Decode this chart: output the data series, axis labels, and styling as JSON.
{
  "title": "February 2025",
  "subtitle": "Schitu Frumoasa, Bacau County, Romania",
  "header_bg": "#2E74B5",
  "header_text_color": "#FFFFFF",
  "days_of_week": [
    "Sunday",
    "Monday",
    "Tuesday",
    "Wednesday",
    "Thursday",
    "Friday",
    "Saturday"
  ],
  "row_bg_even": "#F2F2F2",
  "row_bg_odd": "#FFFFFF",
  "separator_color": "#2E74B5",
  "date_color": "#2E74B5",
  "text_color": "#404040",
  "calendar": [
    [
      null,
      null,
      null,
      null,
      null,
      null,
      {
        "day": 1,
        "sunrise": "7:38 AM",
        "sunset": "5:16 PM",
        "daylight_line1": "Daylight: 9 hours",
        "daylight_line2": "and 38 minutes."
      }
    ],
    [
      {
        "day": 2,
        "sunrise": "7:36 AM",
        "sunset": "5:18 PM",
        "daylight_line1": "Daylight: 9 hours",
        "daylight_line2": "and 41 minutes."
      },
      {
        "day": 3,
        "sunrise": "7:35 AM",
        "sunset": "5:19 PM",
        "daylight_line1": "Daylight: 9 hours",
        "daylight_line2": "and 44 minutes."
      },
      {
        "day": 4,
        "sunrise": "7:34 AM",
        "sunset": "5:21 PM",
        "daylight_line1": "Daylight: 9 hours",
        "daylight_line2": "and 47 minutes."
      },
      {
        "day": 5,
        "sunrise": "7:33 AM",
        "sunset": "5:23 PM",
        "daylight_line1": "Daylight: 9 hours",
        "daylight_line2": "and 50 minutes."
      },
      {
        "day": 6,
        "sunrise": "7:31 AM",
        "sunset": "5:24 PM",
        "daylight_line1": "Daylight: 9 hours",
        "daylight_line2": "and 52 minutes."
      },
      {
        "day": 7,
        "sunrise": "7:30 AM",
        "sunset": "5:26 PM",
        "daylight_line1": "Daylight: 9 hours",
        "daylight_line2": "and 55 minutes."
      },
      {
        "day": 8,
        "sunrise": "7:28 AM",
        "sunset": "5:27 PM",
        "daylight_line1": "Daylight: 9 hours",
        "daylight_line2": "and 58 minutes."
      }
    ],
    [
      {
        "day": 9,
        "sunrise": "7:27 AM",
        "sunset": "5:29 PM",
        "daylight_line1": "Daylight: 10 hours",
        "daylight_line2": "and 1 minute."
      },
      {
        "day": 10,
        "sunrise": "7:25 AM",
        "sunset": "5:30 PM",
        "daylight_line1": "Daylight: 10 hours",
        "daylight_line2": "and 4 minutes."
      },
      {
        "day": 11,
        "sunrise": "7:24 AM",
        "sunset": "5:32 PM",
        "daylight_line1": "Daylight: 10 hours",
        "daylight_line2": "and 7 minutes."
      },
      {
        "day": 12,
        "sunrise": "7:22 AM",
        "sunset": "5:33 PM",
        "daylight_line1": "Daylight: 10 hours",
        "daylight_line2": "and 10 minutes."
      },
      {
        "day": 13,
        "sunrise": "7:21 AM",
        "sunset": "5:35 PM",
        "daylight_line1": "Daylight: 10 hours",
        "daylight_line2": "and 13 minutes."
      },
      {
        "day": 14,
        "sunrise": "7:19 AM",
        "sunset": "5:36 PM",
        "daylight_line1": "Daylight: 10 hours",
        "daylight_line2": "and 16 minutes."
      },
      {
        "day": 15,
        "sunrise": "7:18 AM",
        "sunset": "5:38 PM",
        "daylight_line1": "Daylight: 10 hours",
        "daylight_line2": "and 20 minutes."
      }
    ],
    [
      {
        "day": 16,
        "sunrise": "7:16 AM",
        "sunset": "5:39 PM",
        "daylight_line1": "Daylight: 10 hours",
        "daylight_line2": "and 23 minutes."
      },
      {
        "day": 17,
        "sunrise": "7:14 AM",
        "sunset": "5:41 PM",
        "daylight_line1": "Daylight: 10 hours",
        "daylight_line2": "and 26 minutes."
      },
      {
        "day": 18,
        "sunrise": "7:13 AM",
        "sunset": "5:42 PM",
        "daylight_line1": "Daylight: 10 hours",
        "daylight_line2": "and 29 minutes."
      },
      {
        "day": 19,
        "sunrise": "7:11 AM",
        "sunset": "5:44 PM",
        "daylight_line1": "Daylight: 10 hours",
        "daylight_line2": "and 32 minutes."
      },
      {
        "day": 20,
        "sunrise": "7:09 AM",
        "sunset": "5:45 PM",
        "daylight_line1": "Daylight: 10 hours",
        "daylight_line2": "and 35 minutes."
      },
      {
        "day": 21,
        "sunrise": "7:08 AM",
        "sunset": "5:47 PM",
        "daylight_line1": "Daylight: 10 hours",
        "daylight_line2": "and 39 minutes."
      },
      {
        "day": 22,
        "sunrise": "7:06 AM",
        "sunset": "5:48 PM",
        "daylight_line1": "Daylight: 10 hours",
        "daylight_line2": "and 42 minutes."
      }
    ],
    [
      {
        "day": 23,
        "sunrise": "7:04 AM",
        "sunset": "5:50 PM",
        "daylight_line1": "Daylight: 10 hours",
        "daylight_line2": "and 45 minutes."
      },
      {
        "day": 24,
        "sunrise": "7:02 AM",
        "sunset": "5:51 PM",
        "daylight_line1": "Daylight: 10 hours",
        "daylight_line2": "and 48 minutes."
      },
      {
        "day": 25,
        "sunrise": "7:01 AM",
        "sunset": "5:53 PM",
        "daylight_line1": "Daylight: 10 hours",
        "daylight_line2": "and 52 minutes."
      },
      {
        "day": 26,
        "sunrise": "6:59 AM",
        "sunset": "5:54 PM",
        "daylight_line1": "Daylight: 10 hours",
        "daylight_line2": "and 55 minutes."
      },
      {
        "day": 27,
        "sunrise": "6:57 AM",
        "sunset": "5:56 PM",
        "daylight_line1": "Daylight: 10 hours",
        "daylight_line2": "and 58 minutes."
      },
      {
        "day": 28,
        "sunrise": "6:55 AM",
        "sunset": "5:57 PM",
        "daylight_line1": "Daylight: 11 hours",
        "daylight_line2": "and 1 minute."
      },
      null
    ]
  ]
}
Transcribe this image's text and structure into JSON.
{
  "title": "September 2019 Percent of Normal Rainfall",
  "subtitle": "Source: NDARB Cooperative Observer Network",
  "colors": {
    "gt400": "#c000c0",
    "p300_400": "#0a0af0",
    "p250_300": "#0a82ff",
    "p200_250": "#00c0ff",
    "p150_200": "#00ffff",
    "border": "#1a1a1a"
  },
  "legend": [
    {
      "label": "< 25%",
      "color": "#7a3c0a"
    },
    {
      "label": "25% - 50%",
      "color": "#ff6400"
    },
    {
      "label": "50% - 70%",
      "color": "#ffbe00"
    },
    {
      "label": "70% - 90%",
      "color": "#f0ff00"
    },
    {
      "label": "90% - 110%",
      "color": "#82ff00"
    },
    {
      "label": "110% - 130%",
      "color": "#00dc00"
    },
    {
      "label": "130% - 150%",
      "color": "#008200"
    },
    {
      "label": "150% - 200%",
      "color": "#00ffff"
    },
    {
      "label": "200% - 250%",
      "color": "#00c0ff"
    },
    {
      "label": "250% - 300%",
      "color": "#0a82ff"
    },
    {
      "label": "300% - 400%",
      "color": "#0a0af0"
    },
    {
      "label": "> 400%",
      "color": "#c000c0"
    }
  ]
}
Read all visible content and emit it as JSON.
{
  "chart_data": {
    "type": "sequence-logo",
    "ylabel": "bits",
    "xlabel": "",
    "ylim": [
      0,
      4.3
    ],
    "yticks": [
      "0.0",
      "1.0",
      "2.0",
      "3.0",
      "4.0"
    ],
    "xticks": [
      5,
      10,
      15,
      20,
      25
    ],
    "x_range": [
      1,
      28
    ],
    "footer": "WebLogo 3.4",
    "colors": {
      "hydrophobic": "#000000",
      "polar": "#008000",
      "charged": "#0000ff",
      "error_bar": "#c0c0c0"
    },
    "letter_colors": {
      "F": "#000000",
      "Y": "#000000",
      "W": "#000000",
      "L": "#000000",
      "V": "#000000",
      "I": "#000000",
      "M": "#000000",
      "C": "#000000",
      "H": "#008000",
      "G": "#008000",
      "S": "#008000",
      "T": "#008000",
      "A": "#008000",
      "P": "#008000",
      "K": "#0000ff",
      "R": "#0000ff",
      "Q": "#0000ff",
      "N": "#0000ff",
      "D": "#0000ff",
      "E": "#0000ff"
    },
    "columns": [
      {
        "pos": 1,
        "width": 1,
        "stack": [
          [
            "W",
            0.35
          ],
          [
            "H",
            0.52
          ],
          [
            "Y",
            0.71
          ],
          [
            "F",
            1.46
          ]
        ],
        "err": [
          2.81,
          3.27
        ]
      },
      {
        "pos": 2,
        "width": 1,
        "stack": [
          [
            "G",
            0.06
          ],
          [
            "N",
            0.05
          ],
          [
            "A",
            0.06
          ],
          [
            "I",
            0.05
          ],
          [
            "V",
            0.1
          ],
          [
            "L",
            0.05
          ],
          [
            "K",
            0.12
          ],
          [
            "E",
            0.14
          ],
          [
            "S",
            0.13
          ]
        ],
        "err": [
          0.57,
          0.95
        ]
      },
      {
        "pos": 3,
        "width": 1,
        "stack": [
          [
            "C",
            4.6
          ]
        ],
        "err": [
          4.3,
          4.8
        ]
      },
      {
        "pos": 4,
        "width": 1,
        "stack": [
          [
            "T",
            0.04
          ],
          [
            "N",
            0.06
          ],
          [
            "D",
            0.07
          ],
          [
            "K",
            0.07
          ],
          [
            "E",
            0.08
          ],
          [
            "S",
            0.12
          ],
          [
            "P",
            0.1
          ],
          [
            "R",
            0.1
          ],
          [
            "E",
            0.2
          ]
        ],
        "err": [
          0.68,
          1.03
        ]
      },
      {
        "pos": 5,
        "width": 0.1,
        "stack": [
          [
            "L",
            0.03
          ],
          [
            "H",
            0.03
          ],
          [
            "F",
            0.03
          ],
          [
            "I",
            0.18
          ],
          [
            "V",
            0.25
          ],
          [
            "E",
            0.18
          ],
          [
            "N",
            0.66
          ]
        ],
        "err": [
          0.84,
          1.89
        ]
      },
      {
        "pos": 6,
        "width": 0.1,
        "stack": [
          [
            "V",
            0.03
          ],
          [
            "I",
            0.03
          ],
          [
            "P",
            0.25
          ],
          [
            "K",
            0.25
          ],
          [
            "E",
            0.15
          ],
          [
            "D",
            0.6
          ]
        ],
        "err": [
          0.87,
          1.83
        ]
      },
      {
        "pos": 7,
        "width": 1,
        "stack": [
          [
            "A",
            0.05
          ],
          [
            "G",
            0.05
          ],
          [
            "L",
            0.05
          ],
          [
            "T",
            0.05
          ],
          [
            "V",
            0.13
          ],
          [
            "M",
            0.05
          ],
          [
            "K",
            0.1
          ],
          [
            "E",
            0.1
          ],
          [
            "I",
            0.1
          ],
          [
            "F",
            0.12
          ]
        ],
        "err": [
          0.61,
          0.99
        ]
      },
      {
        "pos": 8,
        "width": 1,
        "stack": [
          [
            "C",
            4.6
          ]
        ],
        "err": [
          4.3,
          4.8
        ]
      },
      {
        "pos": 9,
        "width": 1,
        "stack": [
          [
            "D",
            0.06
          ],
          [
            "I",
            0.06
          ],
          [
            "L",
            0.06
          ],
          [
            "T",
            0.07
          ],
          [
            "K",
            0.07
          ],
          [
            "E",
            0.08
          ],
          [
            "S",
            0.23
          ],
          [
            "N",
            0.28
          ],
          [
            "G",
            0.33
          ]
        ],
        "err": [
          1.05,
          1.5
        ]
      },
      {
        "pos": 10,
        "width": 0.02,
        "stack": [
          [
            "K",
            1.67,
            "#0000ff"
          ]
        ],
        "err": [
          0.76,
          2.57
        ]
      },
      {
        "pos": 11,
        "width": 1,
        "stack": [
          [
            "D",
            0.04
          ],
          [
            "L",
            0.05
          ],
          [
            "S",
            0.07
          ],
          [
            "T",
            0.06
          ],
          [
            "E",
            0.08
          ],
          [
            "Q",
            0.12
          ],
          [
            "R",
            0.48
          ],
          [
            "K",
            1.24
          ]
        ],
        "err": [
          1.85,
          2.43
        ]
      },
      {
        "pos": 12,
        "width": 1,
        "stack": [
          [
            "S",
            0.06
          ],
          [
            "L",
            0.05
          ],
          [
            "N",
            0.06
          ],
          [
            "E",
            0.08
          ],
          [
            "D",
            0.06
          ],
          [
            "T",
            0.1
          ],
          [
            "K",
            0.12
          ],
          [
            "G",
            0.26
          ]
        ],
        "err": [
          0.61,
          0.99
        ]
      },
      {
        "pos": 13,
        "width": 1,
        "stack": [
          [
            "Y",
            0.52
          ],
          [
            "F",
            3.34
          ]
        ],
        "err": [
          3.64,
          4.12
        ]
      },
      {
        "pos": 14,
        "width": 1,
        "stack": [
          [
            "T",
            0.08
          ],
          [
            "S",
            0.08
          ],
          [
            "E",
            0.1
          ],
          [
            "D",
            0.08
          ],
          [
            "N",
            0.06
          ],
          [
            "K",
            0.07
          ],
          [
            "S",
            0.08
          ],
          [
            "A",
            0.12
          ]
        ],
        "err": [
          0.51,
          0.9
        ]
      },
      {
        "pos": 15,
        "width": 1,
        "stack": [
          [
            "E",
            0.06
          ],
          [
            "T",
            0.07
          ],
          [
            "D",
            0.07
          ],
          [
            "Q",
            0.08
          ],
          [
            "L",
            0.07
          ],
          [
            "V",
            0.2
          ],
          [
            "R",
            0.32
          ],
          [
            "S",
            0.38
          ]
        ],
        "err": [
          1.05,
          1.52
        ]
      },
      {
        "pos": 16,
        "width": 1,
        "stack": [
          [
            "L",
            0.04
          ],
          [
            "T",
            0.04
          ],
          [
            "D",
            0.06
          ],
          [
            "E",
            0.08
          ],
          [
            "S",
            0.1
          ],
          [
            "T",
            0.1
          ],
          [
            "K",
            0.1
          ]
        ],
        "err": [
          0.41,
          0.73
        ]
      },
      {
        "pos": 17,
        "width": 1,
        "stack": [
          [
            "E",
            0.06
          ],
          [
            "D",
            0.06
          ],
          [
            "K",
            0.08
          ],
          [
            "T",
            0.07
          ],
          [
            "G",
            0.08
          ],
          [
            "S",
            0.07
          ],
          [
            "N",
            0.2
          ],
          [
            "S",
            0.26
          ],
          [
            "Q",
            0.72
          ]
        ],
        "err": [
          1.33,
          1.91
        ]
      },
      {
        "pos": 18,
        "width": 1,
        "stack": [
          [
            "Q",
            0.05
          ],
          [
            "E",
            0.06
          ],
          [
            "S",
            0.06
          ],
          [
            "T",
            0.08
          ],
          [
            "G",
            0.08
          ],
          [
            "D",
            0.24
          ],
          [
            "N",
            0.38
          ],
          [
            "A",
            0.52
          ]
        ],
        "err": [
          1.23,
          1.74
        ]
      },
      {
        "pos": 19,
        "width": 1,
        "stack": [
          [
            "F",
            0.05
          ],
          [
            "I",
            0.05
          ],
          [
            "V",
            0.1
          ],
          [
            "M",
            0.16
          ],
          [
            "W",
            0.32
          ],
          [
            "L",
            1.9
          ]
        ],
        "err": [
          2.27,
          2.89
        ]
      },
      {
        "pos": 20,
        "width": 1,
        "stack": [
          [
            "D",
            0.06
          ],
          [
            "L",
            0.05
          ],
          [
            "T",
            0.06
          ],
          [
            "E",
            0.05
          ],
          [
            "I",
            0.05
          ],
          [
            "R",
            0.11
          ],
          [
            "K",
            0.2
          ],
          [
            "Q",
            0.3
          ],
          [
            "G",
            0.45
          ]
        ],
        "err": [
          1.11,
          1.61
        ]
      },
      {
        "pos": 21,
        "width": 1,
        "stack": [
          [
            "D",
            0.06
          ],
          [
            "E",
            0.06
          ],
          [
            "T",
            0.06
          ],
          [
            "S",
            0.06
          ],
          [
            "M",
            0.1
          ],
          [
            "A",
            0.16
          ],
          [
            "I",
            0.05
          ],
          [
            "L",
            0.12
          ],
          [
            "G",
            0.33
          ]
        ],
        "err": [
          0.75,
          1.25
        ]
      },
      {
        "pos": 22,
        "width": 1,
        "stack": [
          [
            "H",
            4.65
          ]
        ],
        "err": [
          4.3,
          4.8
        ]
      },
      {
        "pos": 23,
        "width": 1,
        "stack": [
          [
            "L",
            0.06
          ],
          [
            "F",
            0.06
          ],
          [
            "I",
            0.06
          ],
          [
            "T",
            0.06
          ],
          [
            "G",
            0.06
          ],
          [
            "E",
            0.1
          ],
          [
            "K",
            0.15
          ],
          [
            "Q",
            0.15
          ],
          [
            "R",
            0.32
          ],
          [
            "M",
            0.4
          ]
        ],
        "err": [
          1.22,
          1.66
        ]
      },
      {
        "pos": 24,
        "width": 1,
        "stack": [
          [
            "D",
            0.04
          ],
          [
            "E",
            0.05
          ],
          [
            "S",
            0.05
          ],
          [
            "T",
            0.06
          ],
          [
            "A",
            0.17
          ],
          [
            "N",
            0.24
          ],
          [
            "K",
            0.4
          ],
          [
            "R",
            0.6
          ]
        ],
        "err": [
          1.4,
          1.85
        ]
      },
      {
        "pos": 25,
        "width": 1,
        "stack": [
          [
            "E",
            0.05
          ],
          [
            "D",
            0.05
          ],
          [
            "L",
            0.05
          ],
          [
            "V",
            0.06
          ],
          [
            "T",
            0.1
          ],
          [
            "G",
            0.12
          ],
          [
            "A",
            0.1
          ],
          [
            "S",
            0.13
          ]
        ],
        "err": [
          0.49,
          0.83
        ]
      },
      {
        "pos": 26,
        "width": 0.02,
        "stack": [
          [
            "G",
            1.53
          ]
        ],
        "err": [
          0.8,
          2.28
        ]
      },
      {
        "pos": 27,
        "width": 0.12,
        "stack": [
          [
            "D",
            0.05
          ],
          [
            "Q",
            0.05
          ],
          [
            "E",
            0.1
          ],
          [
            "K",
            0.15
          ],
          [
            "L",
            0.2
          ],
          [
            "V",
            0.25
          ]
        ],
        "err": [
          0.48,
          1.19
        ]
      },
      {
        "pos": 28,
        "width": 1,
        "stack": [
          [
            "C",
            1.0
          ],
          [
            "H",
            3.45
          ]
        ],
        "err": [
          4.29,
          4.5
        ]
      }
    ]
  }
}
——
Brief
Search the entries for the word "subtitle", then list each line that holds it.

Output of the exercise
  "subtitle": "Schitu Frumoasa, Bacau County, Romania",
  "subtitle": "Source: NDARB Cooperative Observer Network",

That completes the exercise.